**SET PROBLEM**
Extract every line that includes the string "sitting".

***** DATA SECTION

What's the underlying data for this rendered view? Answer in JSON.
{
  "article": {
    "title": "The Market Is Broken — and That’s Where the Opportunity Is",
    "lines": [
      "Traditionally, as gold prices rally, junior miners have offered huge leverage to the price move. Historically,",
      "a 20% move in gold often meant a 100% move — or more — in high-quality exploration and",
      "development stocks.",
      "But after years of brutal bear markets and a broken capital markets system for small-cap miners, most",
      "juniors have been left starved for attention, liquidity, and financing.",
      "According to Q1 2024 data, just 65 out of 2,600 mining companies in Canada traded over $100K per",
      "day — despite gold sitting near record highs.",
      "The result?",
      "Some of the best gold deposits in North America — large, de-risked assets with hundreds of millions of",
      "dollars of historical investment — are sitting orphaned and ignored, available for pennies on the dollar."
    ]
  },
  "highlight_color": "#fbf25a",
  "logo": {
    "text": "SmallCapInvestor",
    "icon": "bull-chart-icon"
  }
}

**********

**RESPONSE BELOW**
      "day — despite gold sitting near record highs.",
      "dollars of historical investment — are sitting orphaned and ignored, available for pennies on the dollar."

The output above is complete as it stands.